Exercise directions.
Reproduce every line of the material below, but drop the pictures.

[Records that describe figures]
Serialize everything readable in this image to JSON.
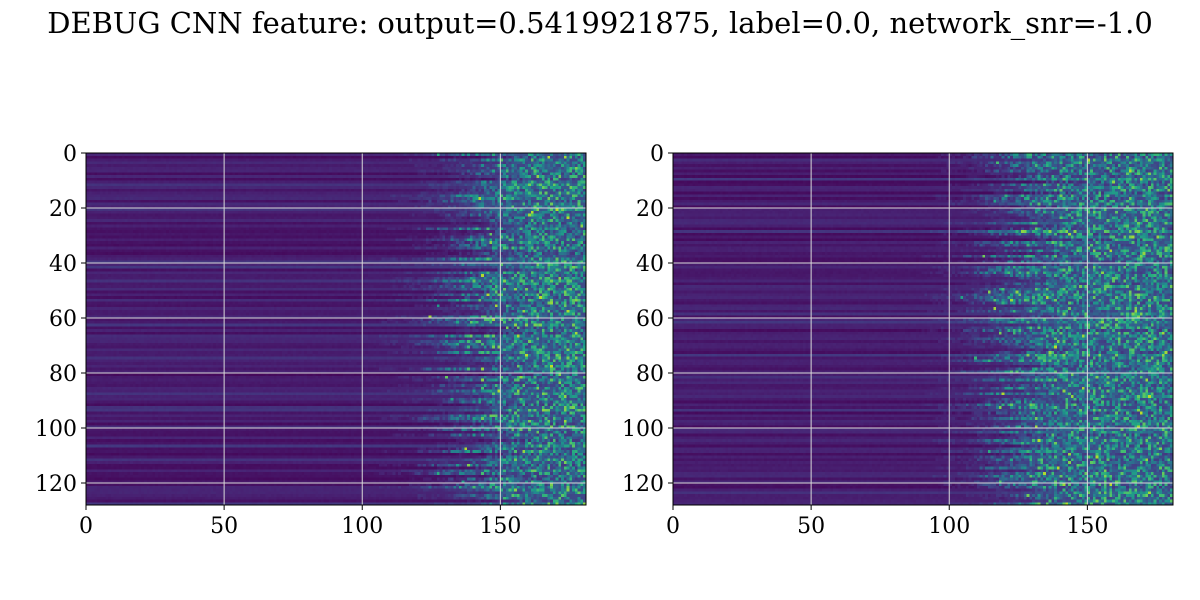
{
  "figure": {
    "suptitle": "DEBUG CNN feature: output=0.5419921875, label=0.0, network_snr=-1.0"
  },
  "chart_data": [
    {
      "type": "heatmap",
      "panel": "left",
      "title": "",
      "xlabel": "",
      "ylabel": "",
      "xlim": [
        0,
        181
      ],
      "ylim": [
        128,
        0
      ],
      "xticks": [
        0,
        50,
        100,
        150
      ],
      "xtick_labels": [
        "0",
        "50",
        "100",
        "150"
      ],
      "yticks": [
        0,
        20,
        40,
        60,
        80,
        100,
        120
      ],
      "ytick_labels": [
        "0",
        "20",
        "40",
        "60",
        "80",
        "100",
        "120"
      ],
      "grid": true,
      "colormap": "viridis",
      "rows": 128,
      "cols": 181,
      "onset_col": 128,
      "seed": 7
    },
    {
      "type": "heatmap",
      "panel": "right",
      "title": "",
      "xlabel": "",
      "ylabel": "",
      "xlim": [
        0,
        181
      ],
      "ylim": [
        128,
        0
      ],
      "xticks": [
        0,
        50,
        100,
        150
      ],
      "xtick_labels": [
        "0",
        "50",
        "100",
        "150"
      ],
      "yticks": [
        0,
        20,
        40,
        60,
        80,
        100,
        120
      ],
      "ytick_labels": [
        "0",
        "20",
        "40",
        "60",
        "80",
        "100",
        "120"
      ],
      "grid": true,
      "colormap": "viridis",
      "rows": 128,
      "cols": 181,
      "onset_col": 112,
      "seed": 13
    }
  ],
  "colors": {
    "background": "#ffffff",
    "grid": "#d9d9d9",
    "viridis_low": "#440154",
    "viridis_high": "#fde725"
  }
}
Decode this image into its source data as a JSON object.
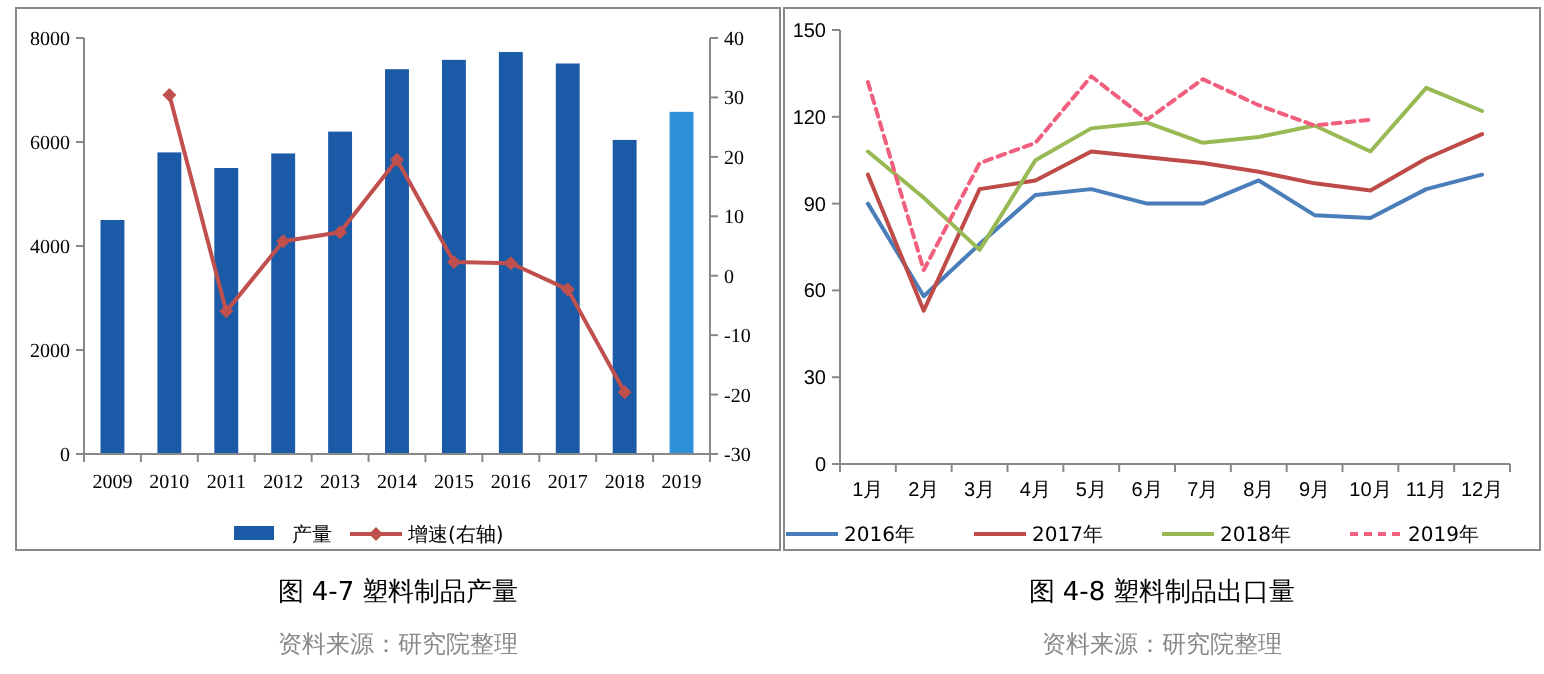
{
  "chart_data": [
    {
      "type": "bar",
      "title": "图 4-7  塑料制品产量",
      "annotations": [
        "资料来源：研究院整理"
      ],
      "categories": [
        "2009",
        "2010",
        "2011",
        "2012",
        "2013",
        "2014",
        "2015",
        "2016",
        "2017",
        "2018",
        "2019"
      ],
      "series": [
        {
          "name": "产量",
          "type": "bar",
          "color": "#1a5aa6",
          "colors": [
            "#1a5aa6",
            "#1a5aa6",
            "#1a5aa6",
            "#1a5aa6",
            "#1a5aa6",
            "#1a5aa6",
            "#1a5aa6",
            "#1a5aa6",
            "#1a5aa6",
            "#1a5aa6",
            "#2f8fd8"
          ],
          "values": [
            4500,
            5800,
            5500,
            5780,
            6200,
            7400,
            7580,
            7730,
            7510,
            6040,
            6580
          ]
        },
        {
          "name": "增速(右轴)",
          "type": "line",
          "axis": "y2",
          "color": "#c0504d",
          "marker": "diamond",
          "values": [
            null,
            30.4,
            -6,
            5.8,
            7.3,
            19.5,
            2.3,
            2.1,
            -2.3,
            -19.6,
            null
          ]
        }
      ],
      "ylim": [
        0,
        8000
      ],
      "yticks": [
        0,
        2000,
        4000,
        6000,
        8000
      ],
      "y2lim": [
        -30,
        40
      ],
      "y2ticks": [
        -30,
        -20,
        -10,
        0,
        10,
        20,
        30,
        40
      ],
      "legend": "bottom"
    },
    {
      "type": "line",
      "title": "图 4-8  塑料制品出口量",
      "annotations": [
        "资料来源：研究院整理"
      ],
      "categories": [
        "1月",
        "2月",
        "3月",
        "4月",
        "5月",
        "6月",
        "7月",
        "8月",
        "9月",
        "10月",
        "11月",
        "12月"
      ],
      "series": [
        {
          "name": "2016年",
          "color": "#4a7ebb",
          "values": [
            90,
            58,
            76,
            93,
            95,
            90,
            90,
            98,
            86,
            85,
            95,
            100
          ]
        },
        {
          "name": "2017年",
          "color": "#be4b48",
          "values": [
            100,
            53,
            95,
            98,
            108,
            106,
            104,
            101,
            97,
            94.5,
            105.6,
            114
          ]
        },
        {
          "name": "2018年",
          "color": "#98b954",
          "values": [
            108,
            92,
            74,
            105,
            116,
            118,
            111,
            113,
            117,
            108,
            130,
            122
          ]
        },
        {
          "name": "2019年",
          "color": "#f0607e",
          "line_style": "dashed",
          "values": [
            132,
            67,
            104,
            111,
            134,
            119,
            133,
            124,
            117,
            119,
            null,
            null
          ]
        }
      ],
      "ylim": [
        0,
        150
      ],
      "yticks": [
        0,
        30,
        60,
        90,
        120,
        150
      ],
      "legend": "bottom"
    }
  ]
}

The output.
Serialize everything readable in this image to JSON.
{
  "figure": {
    "suptitle": "DEBUG CNN feature: output=0.5419921875, label=0.0, network_snr=-1.0"
  },
  "chart_data": [
    {
      "type": "heatmap",
      "panel": "left",
      "title": "",
      "xlabel": "",
      "ylabel": "",
      "xlim": [
        0,
        181
      ],
      "ylim": [
        128,
        0
      ],
      "xticks": [
        0,
        50,
        100,
        150
      ],
      "xtick_labels": [
        "0",
        "50",
        "100",
        "150"
      ],
      "yticks": [
        0,
        20,
        40,
        60,
        80,
        100,
        120
      ],
      "ytick_labels": [
        "0",
        "20",
        "40",
        "60",
        "80",
        "100",
        "120"
      ],
      "grid": true,
      "colormap": "viridis",
      "rows": 128,
      "cols": 181,
      "onset_col": 128,
      "seed": 7
    },
    {
      "type": "heatmap",
      "panel": "right",
      "title": "",
      "xlabel": "",
      "ylabel": "",
      "xlim": [
        0,
        181
      ],
      "ylim": [
        128,
        0
      ],
      "xticks": [
        0,
        50,
        100,
        150
      ],
      "xtick_labels": [
        "0",
        "50",
        "100",
        "150"
      ],
      "yticks": [
        0,
        20,
        40,
        60,
        80,
        100,
        120
      ],
      "ytick_labels": [
        "0",
        "20",
        "40",
        "60",
        "80",
        "100",
        "120"
      ],
      "grid": true,
      "colormap": "viridis",
      "rows": 128,
      "cols": 181,
      "onset_col": 112,
      "seed": 13
    }
  ],
  "colors": {
    "background": "#ffffff",
    "grid": "#d9d9d9",
    "viridis_low": "#440154",
    "viridis_high": "#fde725"
  }
}
Decode this image into its source data as a JSON object.
{
  "chart_data": [
    {
      "type": "bar",
      "title": "图 4-7  塑料制品产量",
      "annotations": [
        "资料来源：研究院整理"
      ],
      "categories": [
        "2009",
        "2010",
        "2011",
        "2012",
        "2013",
        "2014",
        "2015",
        "2016",
        "2017",
        "2018",
        "2019"
      ],
      "series": [
        {
          "name": "产量",
          "type": "bar",
          "color": "#1a5aa6",
          "colors": [
            "#1a5aa6",
            "#1a5aa6",
            "#1a5aa6",
            "#1a5aa6",
            "#1a5aa6",
            "#1a5aa6",
            "#1a5aa6",
            "#1a5aa6",
            "#1a5aa6",
            "#1a5aa6",
            "#2f8fd8"
          ],
          "values": [
            4500,
            5800,
            5500,
            5780,
            6200,
            7400,
            7580,
            7730,
            7510,
            6040,
            6580
          ]
        },
        {
          "name": "增速(右轴)",
          "type": "line",
          "axis": "y2",
          "color": "#c0504d",
          "marker": "diamond",
          "values": [
            null,
            30.4,
            -6,
            5.8,
            7.3,
            19.5,
            2.3,
            2.1,
            -2.3,
            -19.6,
            null
          ]
        }
      ],
      "ylim": [
        0,
        8000
      ],
      "yticks": [
        0,
        2000,
        4000,
        6000,
        8000
      ],
      "y2lim": [
        -30,
        40
      ],
      "y2ticks": [
        -30,
        -20,
        -10,
        0,
        10,
        20,
        30,
        40
      ],
      "legend": "bottom"
    },
    {
      "type": "line",
      "title": "图 4-8  塑料制品出口量",
      "annotations": [
        "资料来源：研究院整理"
      ],
      "categories": [
        "1月",
        "2月",
        "3月",
        "4月",
        "5月",
        "6月",
        "7月",
        "8月",
        "9月",
        "10月",
        "11月",
        "12月"
      ],
      "series": [
        {
          "name": "2016年",
          "color": "#4a7ebb",
          "values": [
            90,
            58,
            76,
            93,
            95,
            90,
            90,
            98,
            86,
            85,
            95,
            100
          ]
        },
        {
          "name": "2017年",
          "color": "#be4b48",
          "values": [
            100,
            53,
            95,
            98,
            108,
            106,
            104,
            101,
            97,
            94.5,
            105.6,
            114
          ]
        },
        {
          "name": "2018年",
          "color": "#98b954",
          "values": [
            108,
            92,
            74,
            105,
            116,
            118,
            111,
            113,
            117,
            108,
            130,
            122
          ]
        },
        {
          "name": "2019年",
          "color": "#f0607e",
          "line_style": "dashed",
          "values": [
            132,
            67,
            104,
            111,
            134,
            119,
            133,
            124,
            117,
            119,
            null,
            null
          ]
        }
      ],
      "ylim": [
        0,
        150
      ],
      "yticks": [
        0,
        30,
        60,
        90,
        120,
        150
      ],
      "legend": "bottom"
    }
  ]
}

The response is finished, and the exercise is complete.